-- START OF EXERCISE INPUT --
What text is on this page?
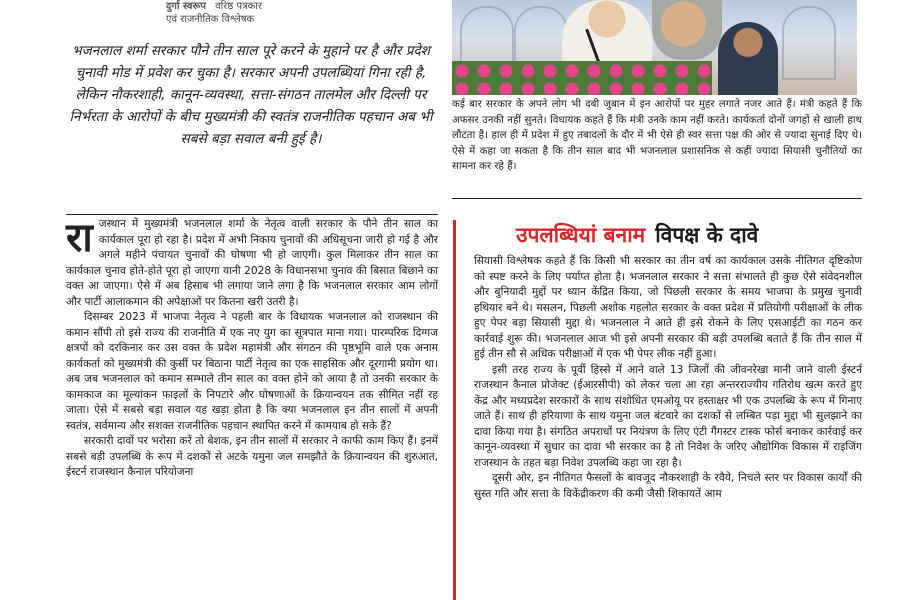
दुर्गा स्वरूप वरिष्ठ पत्रकार
एवं राजनीतिक विश्लेषक

भजनलाल शर्मा सरकार पौने तीन साल पूरे करने के मुहाने पर है और प्रदेश चुनावी मोड में प्रवेश कर चुका है। सरकार अपनी उपलब्धियां गिना रही है, लेकिन नौकरशाही, कानून-व्यवस्था, सत्ता-संगठन तालमेल और दिल्ली पर निर्भरता के आरोपों के बीच मुख्यमंत्री की स्वतंत्र राजनीतिक पहचान अब भी सबसे बड़ा सवाल बनी हुई है।

राजस्थान में मुख्यमंत्री भजनलाल शर्मा के नेतृत्व वाली सरकार के पौने तीन साल का कार्यकाल पूरा हो रहा है। प्रदेश में अभी निकाय चुनावों की अधिसूचना जारी हो गई है और अगले महीने पंचायत चुनावों की घोषणा भी हो जाएगी। कुल मिलाकर तीन साल का कार्यकाल चुनाव होते-होते पूरा हो जाएगा यानी 2028 के विधानसभा चुनाव की बिसात बिछाने का वक्त आ जाएगा। ऐसे में अब हिसाब भी लगाया जाने लगा है कि भजनलाल सरकार आम लोगों और पार्टी आलाकमान की अपेक्षाओं पर कितना खरी उतरी है।

दिसम्बर 2023 में भाजपा नेतृत्व ने पहली बार के विधायक भजनलाल को राजस्थान की कमान सौंपी तो इसे राज्य की राजनीति में एक नए युग का सूत्रपात माना गया। पारम्परिक दिग्गज क्षत्रपों को दरकिनार कर उस वक्त के प्रदेश महामंत्री और संगठन की पृष्ठभूमि वाले एक अनाम कार्यकर्ता को मुख्यमंत्री की कुर्सी पर बिठाना पार्टी नेतृत्व का एक साहसिक और दूरगामी प्रयोग था। अब जब भजनलाल को कमान सम्भाले तीन साल का वक्त होने को आया है तो उनकी सरकार के कामकाज का मूल्यांकन फाइलों के निपटारे और घोषणाओं के क्रियान्वयन तक सीमित नहीं रह जाता। ऐसे में सबसे बड़ा सवाल यह खड़ा होता है कि क्या भजनलाल इन तीन सालों में अपनी स्वतंत्र, सर्वमान्य और सशक्त राजनीतिक पहचान स्थापित करने में कामयाब हो सके हैं?

सरकारी दावों पर भरोसा करें तो बेशक, इन तीन सालों में सरकार ने काफी काम किए हैं। इनमें सबसे बड़ी उपलब्धि के रूप में दशकों से अटके यमुना जल समझौते के क्रियान्वयन की शुरुआत, ईस्टर्न राजस्थान कैनाल परियोजना

कई बार सरकार के अपने लोग भी दबी जुबान में इन आरोपों पर मुहर लगाते नजर आते हैं। मंत्री कहते हैं कि अफसर उनकी नहीं सुनते। विधायक कहते हैं कि मंत्री उनके काम नहीं करते। कार्यकर्ता दोनों जगहों से खाली हाथ लौटता है। हाल ही में प्रदेश में हुए तबादलों के दौर में भी ऐसे ही स्वर सत्ता पक्ष की ओर से ज्यादा सुनाई दिए थे। ऐसे में कहा जा सकता है कि तीन साल बाद भी भजनलाल प्रशासनिक से कहीं ज्यादा सियासी चुनौतियों का सामना कर रहे हैं।

उपलब्धियां बनाम विपक्ष के दावे

सियासी विश्लेषक कहते हैं कि किसी भी सरकार का तीन वर्ष का कार्यकाल उसके नीतिगत दृष्टिकोण को स्पष्ट करने के लिए पर्याप्त होता है। भजनलाल सरकार ने सत्ता संभालते ही कुछ ऐसे संवेदनशील और बुनियादी मुद्दों पर ध्यान केंद्रित किया, जो पिछली सरकार के समय भाजपा के प्रमुख चुनावी हथियार बने थे। मसलन, पिछली अशोक गहलोत सरकार के वक्त प्रदेश में प्रतियोगी परीक्षाओं के लीक हुए पेपर बड़ा सियासी मुद्दा थे। भजनलाल ने आते ही इसे रोकने के लिए एसआईटी का गठन कर कार्रवाई शुरू की। भजनलाल आज भी इसे अपनी सरकार की बड़ी उपलब्धि बताते हैं कि तीन साल में हुई तीन सौ से अधिक परीक्षाओं में एक भी पेपर लीक नहीं हुआ।

इसी तरह राज्य के पूर्वी हिस्से में आने वाले 13 जिलों की जीवनरेखा मानी जाने वाली ईस्टर्न राजस्थान कैनाल प्रोजेक्ट (ईआरसीपी) को लेकर चला आ रहा अन्तरराज्यीय गतिरोध खत्म करते हुए केंद्र और मध्यप्रदेश सरकारों के साथ संशोधित एमओयू पर हस्ताक्षर भी एक उपलब्धि के रूप में गिनाए जाते हैं। साथ ही हरियाणा के साथ यमुना जल बंटवारे का दशकों से लम्बित पड़ा मुद्दा भी सुलझाने का दावा किया गया है। संगठित अपराधों पर नियंत्रण के लिए एंटी गैंगस्टर टास्क फोर्स बनाकर कार्रवाई कर कानून-व्यवस्था में सुधार का दावा भी सरकार का है तो निवेश के जरिए औद्योगिक विकास में राइजिंग राजस्थान के तहत बड़ा निवेश उपलब्धि कहा जा रहा है।

दूसरी ओर, इन नीतिगत फैसलों के बावजूद नौकरशाही के रवैये, निचले स्तर पर विकास कार्यों की सुस्त गति और सत्ता के विकेंद्रीकरण की कमी जैसी शिकायतें आम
-- END OF EXERCISE INPUT --
**WORK INSTRUCTIONS:** Leave the pictures out, and print every line of the listing exactly as written.

**RESPONSE TO THIS EXERCISE:**
What text is on this page?
दुर्गा स्वरूप वरिष्ठ पत्रकार
एवं राजनीतिक विश्लेषक

भजनलाल शर्मा सरकार पौने तीन साल पूरे करने के मुहाने पर है और प्रदेश चुनावी मोड में प्रवेश कर चुका है। सरकार अपनी उपलब्धियां गिना रही है, लेकिन नौकरशाही, कानून-व्यवस्था, सत्ता-संगठन तालमेल और दिल्ली पर निर्भरता के आरोपों के बीच मुख्यमंत्री की स्वतंत्र राजनीतिक पहचान अब भी सबसे बड़ा सवाल बनी हुई है।

राजस्थान में मुख्यमंत्री भजनलाल शर्मा के नेतृत्व वाली सरकार के पौने तीन साल का कार्यकाल पूरा हो रहा है। प्रदेश में अभी निकाय चुनावों की अधिसूचना जारी हो गई है और अगले महीने पंचायत चुनावों की घोषणा भी हो जाएगी। कुल मिलाकर तीन साल का कार्यकाल चुनाव होते-होते पूरा हो जाएगा यानी 2028 के विधानसभा चुनाव की बिसात बिछाने का वक्त आ जाएगा। ऐसे में अब हिसाब भी लगाया जाने लगा है कि भजनलाल सरकार आम लोगों और पार्टी आलाकमान की अपेक्षाओं पर कितना खरी उतरी है।

दिसम्बर 2023 में भाजपा नेतृत्व ने पहली बार के विधायक भजनलाल को राजस्थान की कमान सौंपी तो इसे राज्य की राजनीति में एक नए युग का सूत्रपात माना गया। पारम्परिक दिग्गज क्षत्रपों को दरकिनार कर उस वक्त के प्रदेश महामंत्री और संगठन की पृष्ठभूमि वाले एक अनाम कार्यकर्ता को मुख्यमंत्री की कुर्सी पर बिठाना पार्टी नेतृत्व का एक साहसिक और दूरगामी प्रयोग था। अब जब भजनलाल को कमान सम्भाले तीन साल का वक्त होने को आया है तो उनकी सरकार के कामकाज का मूल्यांकन फाइलों के निपटारे और घोषणाओं के क्रियान्वयन तक सीमित नहीं रह जाता। ऐसे में सबसे बड़ा सवाल यह खड़ा होता है कि क्या भजनलाल इन तीन सालों में अपनी स्वतंत्र, सर्वमान्य और सशक्त राजनीतिक पहचान स्थापित करने में कामयाब हो सके हैं?

सरकारी दावों पर भरोसा करें तो बेशक, इन तीन सालों में सरकार ने काफी काम किए हैं। इनमें सबसे बड़ी उपलब्धि के रूप में दशकों से अटके यमुना जल समझौते के क्रियान्वयन की शुरुआत, ईस्टर्न राजस्थान कैनाल परियोजना

कई बार सरकार के अपने लोग भी दबी जुबान में इन आरोपों पर मुहर लगाते नजर आते हैं। मंत्री कहते हैं कि अफसर उनकी नहीं सुनते। विधायक कहते हैं कि मंत्री उनके काम नहीं करते। कार्यकर्ता दोनों जगहों से खाली हाथ लौटता है। हाल ही में प्रदेश में हुए तबादलों के दौर में भी ऐसे ही स्वर सत्ता पक्ष की ओर से ज्यादा सुनाई दिए थे। ऐसे में कहा जा सकता है कि तीन साल बाद भी भजनलाल प्रशासनिक से कहीं ज्यादा सियासी चुनौतियों का सामना कर रहे हैं।

उपलब्धियां बनाम विपक्ष के दावे

सियासी विश्लेषक कहते हैं कि किसी भी सरकार का तीन वर्ष का कार्यकाल उसके नीतिगत दृष्टिकोण को स्पष्ट करने के लिए पर्याप्त होता है। भजनलाल सरकार ने सत्ता संभालते ही कुछ ऐसे संवेदनशील और बुनियादी मुद्दों पर ध्यान केंद्रित किया, जो पिछली सरकार के समय भाजपा के प्रमुख चुनावी हथियार बने थे। मसलन, पिछली अशोक गहलोत सरकार के वक्त प्रदेश में प्रतियोगी परीक्षाओं के लीक हुए पेपर बड़ा सियासी मुद्दा थे। भजनलाल ने आते ही इसे रोकने के लिए एसआईटी का गठन कर कार्रवाई शुरू की। भजनलाल आज भी इसे अपनी सरकार की बड़ी उपलब्धि बताते हैं कि तीन साल में हुई तीन सौ से अधिक परीक्षाओं में एक भी पेपर लीक नहीं हुआ।

इसी तरह राज्य के पूर्वी हिस्से में आने वाले 13 जिलों की जीवनरेखा मानी जाने वाली ईस्टर्न राजस्थान कैनाल प्रोजेक्ट (ईआरसीपी) को लेकर चला आ रहा अन्तरराज्यीय गतिरोध खत्म करते हुए केंद्र और मध्यप्रदेश सरकारों के साथ संशोधित एमओयू पर हस्ताक्षर भी एक उपलब्धि के रूप में गिनाए जाते हैं। साथ ही हरियाणा के साथ यमुना जल बंटवारे का दशकों से लम्बित पड़ा मुद्दा भी सुलझाने का दावा किया गया है। संगठित अपराधों पर नियंत्रण के लिए एंटी गैंगस्टर टास्क फोर्स बनाकर कार्रवाई कर कानून-व्यवस्था में सुधार का दावा भी सरकार का है तो निवेश के जरिए औद्योगिक विकास में राइजिंग राजस्थान के तहत बड़ा निवेश उपलब्धि कहा जा रहा है।

दूसरी ओर, इन नीतिगत फैसलों के बावजूद नौकरशाही के रवैये, निचले स्तर पर विकास कार्यों की सुस्त गति और सत्ता के विकेंद्रीकरण की कमी जैसी शिकायतें आम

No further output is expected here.